▶ **Task to carry out**: Check each line of the listing for the word "text" and give only the number of lines that have it.

▶ **Records shown**:
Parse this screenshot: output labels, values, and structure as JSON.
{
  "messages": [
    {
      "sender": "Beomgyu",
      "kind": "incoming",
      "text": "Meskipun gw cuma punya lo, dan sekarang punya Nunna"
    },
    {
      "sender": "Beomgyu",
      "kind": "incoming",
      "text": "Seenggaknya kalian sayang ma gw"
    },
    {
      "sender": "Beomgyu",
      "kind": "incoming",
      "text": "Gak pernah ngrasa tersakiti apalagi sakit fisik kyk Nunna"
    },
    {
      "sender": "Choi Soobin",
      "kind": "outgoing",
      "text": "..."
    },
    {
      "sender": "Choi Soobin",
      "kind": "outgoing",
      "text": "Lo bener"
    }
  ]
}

▶ **Response**: 5